> [Provided material]

○ ○ ○

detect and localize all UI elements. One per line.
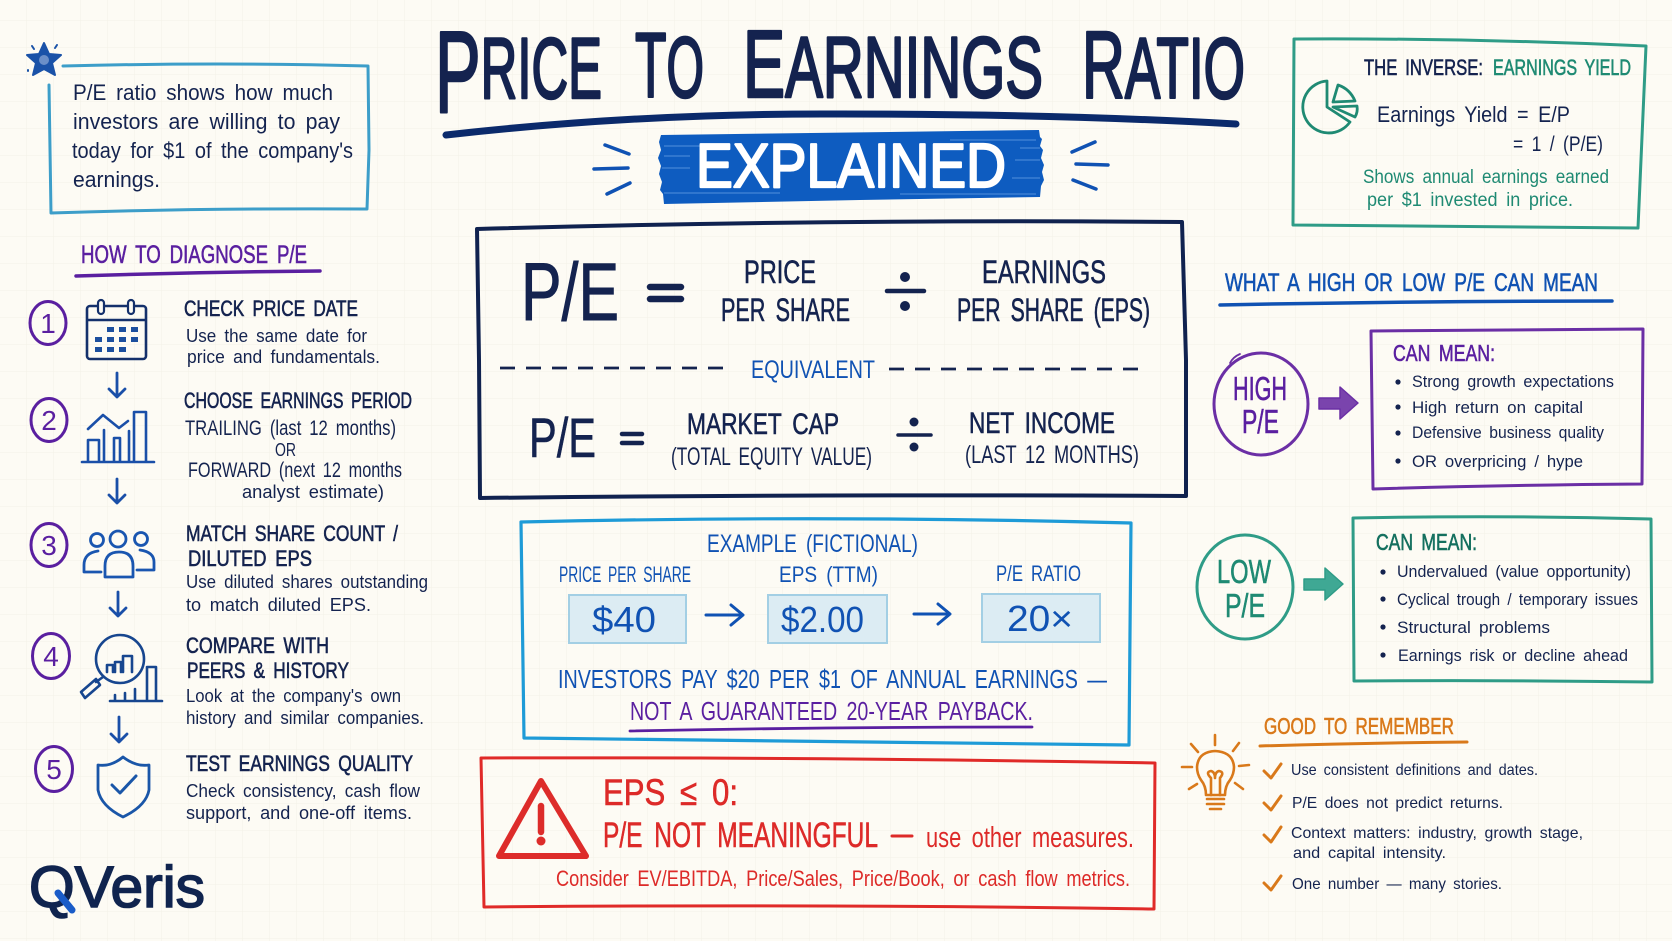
panel: example: EXAMPLE (FICTIONAL) — [707, 530, 918, 558]
value: price — [569, 595, 686, 643]
step 4: PEERS & HISTORY — [187, 658, 349, 683]
panel: low can mean: Structural problems — [1397, 618, 1550, 637]
panel: example: EPS (TTM) — [779, 562, 878, 587]
panel: earnings yield — [1293, 39, 1646, 228]
panel: warning: Consider EV/EBITDA, Price/Sales, Price/Book, or cash flow metrics. — [556, 866, 1130, 891]
alternative formula: (LAST 12 MONTHS) — [965, 441, 1139, 469]
title: EARNINGS — [743, 11, 1043, 118]
arrow 3 to 4 — [110, 592, 126, 616]
step 1 — [30, 296, 380, 367]
callout: definition: P/E ratio shows how much — [73, 80, 333, 105]
panel: example: P/E RATIO — [996, 561, 1081, 586]
icon: light bulb — [1182, 735, 1249, 809]
number 5 — [36, 746, 72, 792]
panel: high can mean: Strong growth expectations — [1412, 372, 1614, 391]
low P/E circle — [1197, 535, 1293, 639]
high P/E circle — [1214, 353, 1308, 455]
heading: how to diagnose — [76, 241, 320, 276]
arrow: low — [1304, 568, 1343, 600]
icon: people — [84, 531, 154, 577]
main formula — [521, 247, 1150, 338]
alternative formula: P/E — [529, 406, 596, 469]
step 3: to match diluted EPS. — [186, 595, 371, 615]
panel: earnings yield: per $1 invested in price. — [1367, 190, 1573, 211]
value: price: $40 — [592, 599, 656, 640]
panel: earnings yield: THE INVERSE: — [1364, 55, 1483, 80]
step 2: analyst estimate) — [242, 482, 384, 502]
panel: formula — [477, 221, 1186, 498]
panel: high can mean: Defensive business quality — [1412, 423, 1604, 442]
number 4 — [32, 634, 70, 678]
alternative formula: NET INCOME — [969, 407, 1115, 440]
title: P — [435, 7, 481, 137]
panel: earnings yield: = 1 / (P/E) — [1513, 133, 1603, 156]
panel: warning — [481, 758, 1155, 909]
number 5: 5 — [46, 754, 62, 785]
number 2: 2 — [41, 405, 57, 436]
step 4: history and similar companies. — [186, 708, 424, 728]
title: TO — [635, 15, 704, 117]
heading: good to remember: GOOD TO REMEMBER — [1264, 713, 1454, 739]
panel: high can mean: OR overpricing / hype — [1412, 452, 1583, 471]
panel: example: NOT A GUARANTEED 20-YEAR PAYBACK. — [630, 696, 1033, 726]
arrow 4 to 5 — [111, 717, 127, 742]
heading: how to diagnose: HOW TO DIAGNOSE P/E — [81, 241, 307, 269]
heading: high or low — [1220, 269, 1612, 305]
icon: magnifier with chart — [81, 635, 162, 701]
callout: definition — [27, 43, 369, 213]
callout: definition: earnings. — [73, 167, 160, 192]
step 5 — [36, 746, 421, 823]
panel: high can mean: CAN MEAN: — [1393, 340, 1495, 366]
alternative formula: MARKET CAP — [687, 408, 839, 441]
step 2 — [31, 388, 412, 502]
checklist: Context matters: industry, growth stage, — [1291, 825, 1583, 842]
arrow — [706, 605, 743, 625]
main formula: PER SHARE (EPS) — [957, 292, 1150, 328]
callout: definition: today for $1 of the company's — [72, 138, 353, 163]
panel: example — [521, 519, 1131, 745]
number 4: 4 — [43, 641, 59, 672]
alternative formula — [529, 406, 1139, 471]
panel: warning: EPS ≤ 0: — [603, 772, 738, 813]
value: ratio — [982, 594, 1100, 642]
panel: low can mean: Cyclical trough / temporary issues — [1397, 590, 1638, 609]
number 2 — [31, 398, 67, 442]
checklist: Use consistent definitions and dates. — [1291, 762, 1538, 779]
arrow 1 to 2 — [109, 373, 125, 397]
title — [435, 7, 1245, 137]
step 4 — [32, 633, 424, 728]
step 3: DILUTED EPS — [188, 546, 312, 571]
low P/E circle: LOW — [1217, 553, 1272, 590]
checklist: One number — many stories. — [1292, 876, 1502, 893]
step 4: Look at the company's own — [186, 686, 401, 706]
title: RATIO — [1082, 12, 1245, 119]
alternative formula: (TOTAL EQUITY VALUE) — [671, 443, 872, 471]
high P/E circle: HIGH — [1233, 370, 1287, 407]
step 2: OR — [275, 440, 296, 460]
panel: low can mean: CAN MEAN: — [1376, 529, 1477, 555]
low P/E circle: P/E — [1225, 587, 1265, 624]
banner: explained: EXPLAINED — [696, 132, 1006, 201]
step 5: TEST EARNINGS QUALITY — [186, 751, 413, 776]
checklist: and capital intensity. — [1293, 845, 1446, 862]
panel: good to remember — [1182, 713, 1583, 893]
icon: bar chart — [82, 412, 154, 462]
value: ratio: 20× — [1007, 598, 1073, 639]
step 3: Use diluted shares outstanding — [186, 572, 428, 592]
title underline — [446, 114, 1236, 135]
main formula: EARNINGS — [982, 254, 1106, 290]
number 3: 3 — [41, 530, 57, 561]
number 3 — [31, 524, 67, 566]
callout: definition: investors are willing to pay — [73, 109, 340, 134]
step 1: Use the same date for — [186, 326, 367, 346]
number 1 — [30, 302, 66, 344]
icon: star — [27, 43, 61, 75]
panel: low can mean — [1353, 517, 1652, 682]
panel: warning: use other measures. — [926, 822, 1134, 854]
panel: warning: P/E NOT MEANINGFUL — [603, 816, 878, 855]
panel: earnings yield: Shows annual earnings earned — [1363, 167, 1609, 188]
rays around banner — [594, 142, 1108, 194]
icon: pie chart — [1303, 81, 1357, 133]
checklist: P/E does not predict returns. — [1292, 795, 1503, 812]
step 1: CHECK PRICE DATE — [184, 296, 358, 321]
step 5: support, and one-off items. — [186, 803, 412, 823]
equivalent divider: EQUIVALENT — [751, 356, 875, 384]
panel: low can mean: Undervalued (value opportunity) — [1397, 562, 1631, 581]
panel: high can mean: High return on capital — [1412, 398, 1583, 417]
icon: calendar — [87, 300, 146, 359]
icon: shield — [98, 757, 149, 817]
heading: good to remember — [1260, 713, 1467, 746]
logo: QVeris: QVeris — [29, 855, 205, 920]
checklist — [1264, 762, 1583, 893]
value: eps — [768, 595, 887, 643]
step 5: Check consistency, cash flow — [186, 781, 421, 801]
panel: earnings yield: Earnings Yield = E/P — [1377, 102, 1570, 127]
panel: low can mean: Earnings risk or decline ahead — [1398, 646, 1628, 665]
step 2: CHOOSE EARNINGS PERIOD — [184, 388, 412, 413]
title: RICE — [481, 21, 602, 117]
step 4: COMPARE WITH — [186, 633, 329, 658]
icon: warning triangle — [499, 781, 586, 856]
main formula: PER SHARE — [721, 292, 850, 328]
arrow — [914, 604, 950, 624]
panel: example: INVESTORS PAY $20 PER $1 OF ANNUAL EARNINGS — — [558, 664, 1107, 694]
step 1: price and fundamentals. — [187, 347, 380, 367]
panel: example: PRICE PER SHARE — [559, 562, 691, 587]
value: eps: $2.00 — [781, 599, 864, 640]
high P/E circle: P/E — [1242, 403, 1279, 440]
number 1: 1 — [40, 308, 56, 339]
arrow 2 to 3 — [109, 479, 125, 503]
main formula: PRICE — [744, 254, 816, 290]
step 2: FORWARD (next 12 months — [188, 459, 402, 482]
arrow: high — [1319, 387, 1358, 419]
panel: high can mean — [1371, 329, 1643, 489]
step 3 — [31, 521, 428, 615]
step 2: TRAILING (last 12 months) — [185, 417, 396, 440]
step 3: MATCH SHARE COUNT / — [186, 521, 399, 546]
main formula: P/E — [521, 247, 619, 338]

○ ○ ○

> [Written instruction]
Quote every row above verbatim, leaving the picture out of your answer.

> [Output for this exercise]
detect and localize all UI elements. One per line.
panel: example: EXAMPLE (FICTIONAL) — [707, 530, 918, 558]
value: price — [569, 595, 686, 643]
step 4: PEERS & HISTORY — [187, 658, 349, 683]
panel: low can mean: Structural problems — [1397, 618, 1550, 637]
panel: example: EPS (TTM) — [779, 562, 878, 587]
panel: earnings yield — [1293, 39, 1646, 228]
panel: warning: Consider EV/EBITDA, Price/Sales, Price/Book, or cash flow metrics. — [556, 866, 1130, 891]
alternative formula: (LAST 12 MONTHS) — [965, 441, 1139, 469]
title: EARNINGS — [743, 11, 1043, 118]
arrow 3 to 4 — [110, 592, 126, 616]
step 1 — [30, 296, 380, 367]
callout: definition: P/E ratio shows how much — [73, 80, 333, 105]
panel: example: P/E RATIO — [996, 561, 1081, 586]
icon: light bulb — [1182, 735, 1249, 809]
number 5 — [36, 746, 72, 792]
panel: high can mean: Strong growth expectations — [1412, 372, 1614, 391]
low P/E circle — [1197, 535, 1293, 639]
high P/E circle — [1214, 353, 1308, 455]
heading: how to diagnose — [76, 241, 320, 276]
arrow: low — [1304, 568, 1343, 600]
icon: people — [84, 531, 154, 577]
main formula — [521, 247, 1150, 338]
alternative formula: P/E — [529, 406, 596, 469]
step 3: to match diluted EPS. — [186, 595, 371, 615]
panel: earnings yield: per $1 invested in price. — [1367, 190, 1573, 211]
value: price: $40 — [592, 599, 656, 640]
panel: earnings yield: THE INVERSE: — [1364, 55, 1483, 80]
step 2: analyst estimate) — [242, 482, 384, 502]
panel: formula — [477, 221, 1186, 498]
panel: high can mean: Defensive business quality — [1412, 423, 1604, 442]
number 4 — [32, 634, 70, 678]
alternative formula: NET INCOME — [969, 407, 1115, 440]
title: P — [435, 7, 481, 137]
panel: earnings yield: = 1 / (P/E) — [1513, 133, 1603, 156]
panel: warning — [481, 758, 1155, 909]
number 5: 5 — [46, 754, 62, 785]
number 2: 2 — [41, 405, 57, 436]
step 4: history and similar companies. — [186, 708, 424, 728]
title: TO — [635, 15, 704, 117]
heading: good to remember: GOOD TO REMEMBER — [1264, 713, 1454, 739]
panel: high can mean: OR overpricing / hype — [1412, 452, 1583, 471]
panel: example: NOT A GUARANTEED 20-YEAR PAYBACK. — [630, 696, 1033, 726]
arrow 4 to 5 — [111, 717, 127, 742]
heading: how to diagnose: HOW TO DIAGNOSE P/E — [81, 241, 307, 269]
heading: high or low — [1220, 269, 1612, 305]
icon: magnifier with chart — [81, 635, 162, 701]
callout: definition — [27, 43, 369, 213]
callout: definition: earnings. — [73, 167, 160, 192]
step 5 — [36, 746, 421, 823]
panel: high can mean: CAN MEAN: — [1393, 340, 1495, 366]
alternative formula: MARKET CAP — [687, 408, 839, 441]
step 2 — [31, 388, 412, 502]
checklist: Context matters: industry, growth stage, — [1291, 825, 1583, 842]
arrow — [706, 605, 743, 625]
main formula: PER SHARE (EPS) — [957, 292, 1150, 328]
callout: definition: today for $1 of the company's — [72, 138, 353, 163]
panel: example — [521, 519, 1131, 745]
number 4: 4 — [43, 641, 59, 672]
alternative formula — [529, 406, 1139, 471]
panel: warning: EPS ≤ 0: — [603, 772, 738, 813]
value: ratio — [982, 594, 1100, 642]
panel: low can mean: Cyclical trough / temporary issues — [1397, 590, 1638, 609]
number 2 — [31, 398, 67, 442]
checklist: Use consistent definitions and dates. — [1291, 762, 1538, 779]
arrow 1 to 2 — [109, 373, 125, 397]
title — [435, 7, 1245, 137]
step 4 — [32, 633, 424, 728]
step 3: DILUTED EPS — [188, 546, 312, 571]
low P/E circle: LOW — [1217, 553, 1272, 590]
checklist: One number — many stories. — [1292, 876, 1502, 893]
step 4: Look at the company's own — [186, 686, 401, 706]
title: RATIO — [1082, 12, 1245, 119]
alternative formula: (TOTAL EQUITY VALUE) — [671, 443, 872, 471]
high P/E circle: HIGH — [1233, 370, 1287, 407]
step 2: OR — [275, 440, 296, 460]
panel: low can mean: CAN MEAN: — [1376, 529, 1477, 555]
low P/E circle: P/E — [1225, 587, 1265, 624]
banner: explained: EXPLAINED — [696, 132, 1006, 201]
step 5: TEST EARNINGS QUALITY — [186, 751, 413, 776]
checklist: and capital intensity. — [1293, 845, 1446, 862]
panel: good to remember — [1182, 713, 1583, 893]
icon: bar chart — [82, 412, 154, 462]
value: ratio: 20× — [1007, 598, 1073, 639]
step 3: Use diluted shares outstanding — [186, 572, 428, 592]
title underline — [446, 114, 1236, 135]
main formula: EARNINGS — [982, 254, 1106, 290]
number 3: 3 — [41, 530, 57, 561]
number 3 — [31, 524, 67, 566]
callout: definition: investors are willing to pay — [73, 109, 340, 134]
step 1: Use the same date for — [186, 326, 367, 346]
number 1 — [30, 302, 66, 344]
icon: star — [27, 43, 61, 75]
panel: low can mean — [1353, 517, 1652, 682]
panel: warning: use other measures. — [926, 822, 1134, 854]
panel: warning: P/E NOT MEANINGFUL — [603, 816, 878, 855]
panel: earnings yield: Shows annual earnings earned — [1363, 167, 1609, 188]
rays around banner — [594, 142, 1108, 194]
icon: pie chart — [1303, 81, 1357, 133]
checklist: P/E does not predict returns. — [1292, 795, 1503, 812]
step 1: CHECK PRICE DATE — [184, 296, 358, 321]
step 5: support, and one-off items. — [186, 803, 412, 823]
equivalent divider: EQUIVALENT — [751, 356, 875, 384]
panel: low can mean: Undervalued (value opportunity) — [1397, 562, 1631, 581]
panel: high can mean: High return on capital — [1412, 398, 1583, 417]
icon: calendar — [87, 300, 146, 359]
icon: shield — [98, 757, 149, 817]
heading: good to remember — [1260, 713, 1467, 746]
logo: QVeris: QVeris — [29, 855, 205, 920]
checklist — [1264, 762, 1583, 893]
value: eps — [768, 595, 887, 643]
step 5: Check consistency, cash flow — [186, 781, 421, 801]
panel: earnings yield: Earnings Yield = E/P — [1377, 102, 1570, 127]
panel: low can mean: Earnings risk or decline ahead — [1398, 646, 1628, 665]
step 2: CHOOSE EARNINGS PERIOD — [184, 388, 412, 413]
title: RICE — [481, 21, 602, 117]
step 4: COMPARE WITH — [186, 633, 329, 658]
icon: warning triangle — [499, 781, 586, 856]
main formula: PER SHARE — [721, 292, 850, 328]
arrow — [914, 604, 950, 624]
panel: example: INVESTORS PAY $20 PER $1 OF ANNUAL EARNINGS — — [558, 664, 1107, 694]
step 1: price and fundamentals. — [187, 347, 380, 367]
panel: example: PRICE PER SHARE — [559, 562, 691, 587]
value: eps: $2.00 — [781, 599, 864, 640]
high P/E circle: P/E — [1242, 403, 1279, 440]
number 1: 1 — [40, 308, 56, 339]
arrow 2 to 3 — [109, 479, 125, 503]
main formula: PRICE — [744, 254, 816, 290]
step 2: FORWARD (next 12 months — [188, 459, 402, 482]
arrow: high — [1319, 387, 1358, 419]
panel: high can mean — [1371, 329, 1643, 489]
step 3 — [31, 521, 428, 615]
step 2: TRAILING (last 12 months) — [185, 417, 396, 440]
step 3: MATCH SHARE COUNT / — [186, 521, 399, 546]
main formula: P/E — [521, 247, 619, 338]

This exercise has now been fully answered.